## Problem to work on
Set down, word for word, the stretch of lines from the one containing "Parse this screenshot: output" to the end of the records below.

[Dataset rows]

——————

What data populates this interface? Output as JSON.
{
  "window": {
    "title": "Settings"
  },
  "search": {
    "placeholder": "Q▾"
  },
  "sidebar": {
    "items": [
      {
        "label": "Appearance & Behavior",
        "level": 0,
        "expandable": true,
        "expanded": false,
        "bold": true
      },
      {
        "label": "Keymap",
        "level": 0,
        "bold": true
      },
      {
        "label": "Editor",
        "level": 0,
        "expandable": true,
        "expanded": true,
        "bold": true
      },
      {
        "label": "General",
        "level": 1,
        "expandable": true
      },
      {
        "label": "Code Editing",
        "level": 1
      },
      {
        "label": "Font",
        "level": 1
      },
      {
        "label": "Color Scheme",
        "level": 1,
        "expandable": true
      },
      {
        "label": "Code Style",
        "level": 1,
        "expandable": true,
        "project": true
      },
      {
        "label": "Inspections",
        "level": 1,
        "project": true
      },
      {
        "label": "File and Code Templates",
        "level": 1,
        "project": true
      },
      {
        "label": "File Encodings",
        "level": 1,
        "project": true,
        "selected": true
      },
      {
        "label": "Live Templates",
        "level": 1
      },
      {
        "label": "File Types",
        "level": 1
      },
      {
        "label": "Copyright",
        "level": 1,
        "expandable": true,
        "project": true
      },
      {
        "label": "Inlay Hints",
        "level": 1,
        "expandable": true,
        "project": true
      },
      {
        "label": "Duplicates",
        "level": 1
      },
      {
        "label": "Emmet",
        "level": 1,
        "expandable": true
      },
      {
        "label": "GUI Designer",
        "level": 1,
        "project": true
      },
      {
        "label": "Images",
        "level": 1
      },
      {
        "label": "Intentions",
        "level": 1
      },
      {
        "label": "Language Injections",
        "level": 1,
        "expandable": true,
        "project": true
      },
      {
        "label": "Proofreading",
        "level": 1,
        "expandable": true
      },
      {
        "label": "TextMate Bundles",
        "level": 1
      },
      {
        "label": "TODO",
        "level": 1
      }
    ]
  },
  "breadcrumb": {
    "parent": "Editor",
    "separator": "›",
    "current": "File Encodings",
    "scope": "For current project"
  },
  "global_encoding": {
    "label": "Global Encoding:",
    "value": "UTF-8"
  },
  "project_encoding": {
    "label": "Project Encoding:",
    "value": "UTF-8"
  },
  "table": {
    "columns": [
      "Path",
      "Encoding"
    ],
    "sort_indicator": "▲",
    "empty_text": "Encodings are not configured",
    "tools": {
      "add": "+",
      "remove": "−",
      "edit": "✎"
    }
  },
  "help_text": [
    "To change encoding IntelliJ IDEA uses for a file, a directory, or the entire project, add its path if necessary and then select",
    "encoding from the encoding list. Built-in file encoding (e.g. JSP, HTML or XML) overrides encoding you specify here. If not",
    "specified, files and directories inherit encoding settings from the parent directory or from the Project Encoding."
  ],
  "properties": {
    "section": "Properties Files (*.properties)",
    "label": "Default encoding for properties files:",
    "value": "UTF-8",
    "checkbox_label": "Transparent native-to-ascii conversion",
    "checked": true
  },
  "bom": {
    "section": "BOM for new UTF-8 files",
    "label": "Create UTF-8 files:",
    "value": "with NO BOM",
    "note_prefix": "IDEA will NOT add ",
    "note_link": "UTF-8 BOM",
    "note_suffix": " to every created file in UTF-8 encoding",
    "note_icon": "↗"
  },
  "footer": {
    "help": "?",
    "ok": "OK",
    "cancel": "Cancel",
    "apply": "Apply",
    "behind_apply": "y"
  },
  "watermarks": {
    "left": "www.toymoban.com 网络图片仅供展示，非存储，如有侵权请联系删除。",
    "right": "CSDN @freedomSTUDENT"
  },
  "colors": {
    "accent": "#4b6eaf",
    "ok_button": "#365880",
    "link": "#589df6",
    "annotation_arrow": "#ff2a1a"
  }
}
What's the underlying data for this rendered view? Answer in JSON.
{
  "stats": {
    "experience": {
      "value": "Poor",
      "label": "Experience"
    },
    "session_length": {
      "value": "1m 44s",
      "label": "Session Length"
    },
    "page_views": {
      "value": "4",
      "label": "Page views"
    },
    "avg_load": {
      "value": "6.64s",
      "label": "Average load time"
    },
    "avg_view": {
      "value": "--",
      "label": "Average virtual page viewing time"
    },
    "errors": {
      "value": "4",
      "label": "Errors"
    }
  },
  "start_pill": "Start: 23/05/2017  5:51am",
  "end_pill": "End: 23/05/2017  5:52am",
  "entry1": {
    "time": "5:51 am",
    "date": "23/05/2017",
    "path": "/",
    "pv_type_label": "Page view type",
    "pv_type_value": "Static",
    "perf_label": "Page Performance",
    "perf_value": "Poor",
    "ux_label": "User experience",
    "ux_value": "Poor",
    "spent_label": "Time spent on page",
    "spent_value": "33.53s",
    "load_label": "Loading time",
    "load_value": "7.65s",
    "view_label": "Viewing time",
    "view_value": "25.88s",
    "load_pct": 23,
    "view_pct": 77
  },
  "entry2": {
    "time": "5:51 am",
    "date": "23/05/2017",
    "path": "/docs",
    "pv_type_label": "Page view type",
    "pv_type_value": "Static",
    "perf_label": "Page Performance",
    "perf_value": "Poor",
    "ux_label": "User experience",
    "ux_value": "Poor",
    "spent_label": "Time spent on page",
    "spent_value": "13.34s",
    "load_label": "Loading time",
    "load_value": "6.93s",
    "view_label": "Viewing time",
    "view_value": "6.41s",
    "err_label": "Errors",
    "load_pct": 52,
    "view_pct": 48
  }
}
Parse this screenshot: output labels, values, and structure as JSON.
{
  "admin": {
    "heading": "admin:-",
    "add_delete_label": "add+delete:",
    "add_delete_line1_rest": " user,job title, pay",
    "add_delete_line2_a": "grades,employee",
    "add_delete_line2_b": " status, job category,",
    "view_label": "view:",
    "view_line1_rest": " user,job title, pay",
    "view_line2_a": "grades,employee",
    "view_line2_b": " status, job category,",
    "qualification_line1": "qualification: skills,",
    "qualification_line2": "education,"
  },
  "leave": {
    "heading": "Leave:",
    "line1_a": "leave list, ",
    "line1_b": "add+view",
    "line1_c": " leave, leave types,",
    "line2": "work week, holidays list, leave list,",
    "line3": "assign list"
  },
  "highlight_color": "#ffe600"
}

——————

## Correct output
Parse this screenshot: output labels, values, and structure as JSON.
{
  "admin": {
    "heading": "admin:-",
    "add_delete_label": "add+delete:",
    "add_delete_line1_rest": " user,job title, pay",
    "add_delete_line2_a": "grades,employee",
    "add_delete_line2_b": " status, job category,",
    "view_label": "view:",
    "view_line1_rest": " user,job title, pay",
    "view_line2_a": "grades,employee",
    "view_line2_b": " status, job category,",
    "qualification_line1": "qualification: skills,",
    "qualification_line2": "education,"
  },
  "leave": {
    "heading": "Leave:",
    "line1_a": "leave list, ",
    "line1_b": "add+view",
    "line1_c": " leave, leave types,",
    "line2": "work week, holidays list, leave list,",
    "line3": "assign list"
  },
  "highlight_color": "#ffe600"
}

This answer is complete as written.